(Records from a dataset)
_ _ _ _ _ _ _
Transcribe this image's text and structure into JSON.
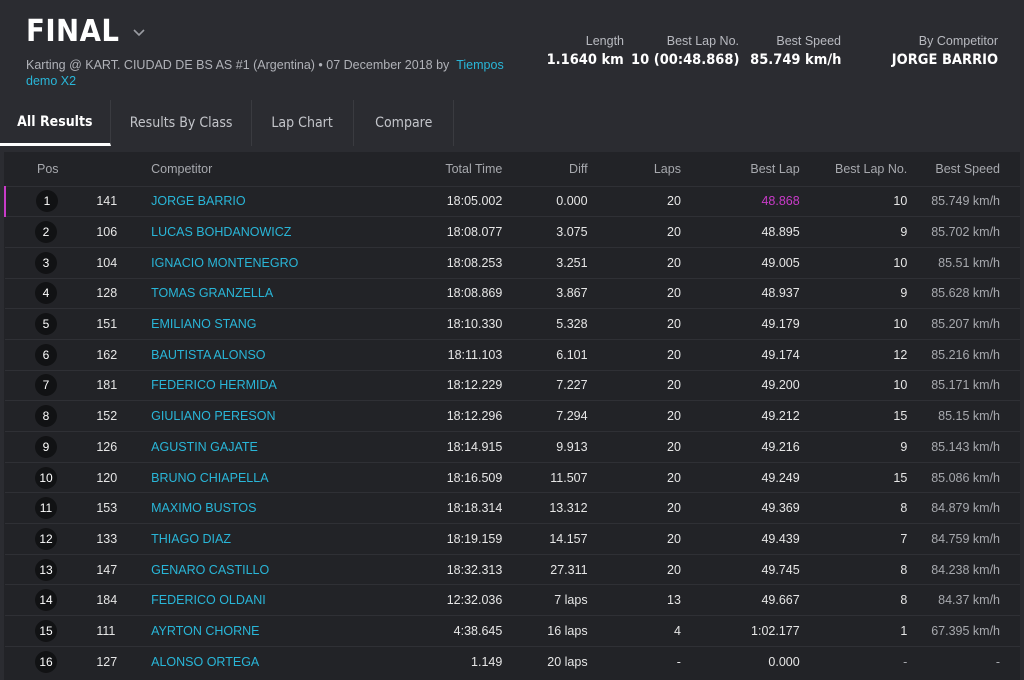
{
  "header": {
    "title": "FINAL",
    "subtitle_text": "Karting @ KART. CIUDAD DE BS AS #1 (Argentina) • 07 December 2018 by",
    "subtitle_link": "Tiempos demo X2",
    "stats": [
      {
        "label": "Length",
        "value": "1.1640 km"
      },
      {
        "label": "Best Lap No.",
        "value": "10 (00:48.868)"
      },
      {
        "label": "Best Speed",
        "value": "85.749 km/h"
      },
      {
        "label": "By Competitor",
        "value": "JORGE BARRIO"
      }
    ]
  },
  "tabs": [
    "All Results",
    "Results By Class",
    "Lap Chart",
    "Compare"
  ],
  "table": {
    "headers": [
      "Pos",
      "Competitor",
      "Total Time",
      "Diff",
      "Laps",
      "Best Lap",
      "Best Lap No.",
      "Best Speed"
    ],
    "rows": [
      {
        "pos": "1",
        "num": "141",
        "name": "JORGE BARRIO",
        "total": "18:05.002",
        "diff": "0.000",
        "laps": "20",
        "best": "48.868",
        "bln": "10",
        "speed": "85.749 km/h"
      },
      {
        "pos": "2",
        "num": "106",
        "name": "LUCAS BOHDANOWICZ",
        "total": "18:08.077",
        "diff": "3.075",
        "laps": "20",
        "best": "48.895",
        "bln": "9",
        "speed": "85.702 km/h"
      },
      {
        "pos": "3",
        "num": "104",
        "name": "IGNACIO MONTENEGRO",
        "total": "18:08.253",
        "diff": "3.251",
        "laps": "20",
        "best": "49.005",
        "bln": "10",
        "speed": "85.51 km/h"
      },
      {
        "pos": "4",
        "num": "128",
        "name": "TOMAS GRANZELLA",
        "total": "18:08.869",
        "diff": "3.867",
        "laps": "20",
        "best": "48.937",
        "bln": "9",
        "speed": "85.628 km/h"
      },
      {
        "pos": "5",
        "num": "151",
        "name": "EMILIANO STANG",
        "total": "18:10.330",
        "diff": "5.328",
        "laps": "20",
        "best": "49.179",
        "bln": "10",
        "speed": "85.207 km/h"
      },
      {
        "pos": "6",
        "num": "162",
        "name": "BAUTISTA ALONSO",
        "total": "18:11.103",
        "diff": "6.101",
        "laps": "20",
        "best": "49.174",
        "bln": "12",
        "speed": "85.216 km/h"
      },
      {
        "pos": "7",
        "num": "181",
        "name": "FEDERICO HERMIDA",
        "total": "18:12.229",
        "diff": "7.227",
        "laps": "20",
        "best": "49.200",
        "bln": "10",
        "speed": "85.171 km/h"
      },
      {
        "pos": "8",
        "num": "152",
        "name": "GIULIANO PERESON",
        "total": "18:12.296",
        "diff": "7.294",
        "laps": "20",
        "best": "49.212",
        "bln": "15",
        "speed": "85.15 km/h"
      },
      {
        "pos": "9",
        "num": "126",
        "name": "AGUSTIN GAJATE",
        "total": "18:14.915",
        "diff": "9.913",
        "laps": "20",
        "best": "49.216",
        "bln": "9",
        "speed": "85.143 km/h"
      },
      {
        "pos": "10",
        "num": "120",
        "name": "BRUNO CHIAPELLA",
        "total": "18:16.509",
        "diff": "11.507",
        "laps": "20",
        "best": "49.249",
        "bln": "15",
        "speed": "85.086 km/h"
      },
      {
        "pos": "11",
        "num": "153",
        "name": "MAXIMO BUSTOS",
        "total": "18:18.314",
        "diff": "13.312",
        "laps": "20",
        "best": "49.369",
        "bln": "8",
        "speed": "84.879 km/h"
      },
      {
        "pos": "12",
        "num": "133",
        "name": "THIAGO DIAZ",
        "total": "18:19.159",
        "diff": "14.157",
        "laps": "20",
        "best": "49.439",
        "bln": "7",
        "speed": "84.759 km/h"
      },
      {
        "pos": "13",
        "num": "147",
        "name": "GENARO CASTILLO",
        "total": "18:32.313",
        "diff": "27.311",
        "laps": "20",
        "best": "49.745",
        "bln": "8",
        "speed": "84.238 km/h"
      },
      {
        "pos": "14",
        "num": "184",
        "name": "FEDERICO OLDANI",
        "total": "12:32.036",
        "diff": "7 laps",
        "laps": "13",
        "best": "49.667",
        "bln": "8",
        "speed": "84.37 km/h"
      },
      {
        "pos": "15",
        "num": "111",
        "name": "AYRTON CHORNE",
        "total": "4:38.645",
        "diff": "16 laps",
        "laps": "4",
        "best": "1:02.177",
        "bln": "1",
        "speed": "67.395 km/h"
      },
      {
        "pos": "16",
        "num": "127",
        "name": "ALONSO ORTEGA",
        "total": "1.149",
        "diff": "20 laps",
        "laps": "-",
        "best": "0.000",
        "bln": "-",
        "speed": "-"
      }
    ]
  },
  "colors": {
    "background": "#2b2c31",
    "table_background": "#222327",
    "link": "#29b6d8",
    "best_lap_highlight": "#c83bc8"
  },
  "icons": {
    "title_dropdown": "chevron-down-icon"
  }
}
_ _ _ _ _ _ _
• **SET EXERCISE**
Locate the lines above that contain "label" and copy them.

• **RESULT FOR THIS EXERCISE**
        "label": "Length",
        "label": "Best Lap No.",
        "label": "Best Speed",
        "label": "By Competitor",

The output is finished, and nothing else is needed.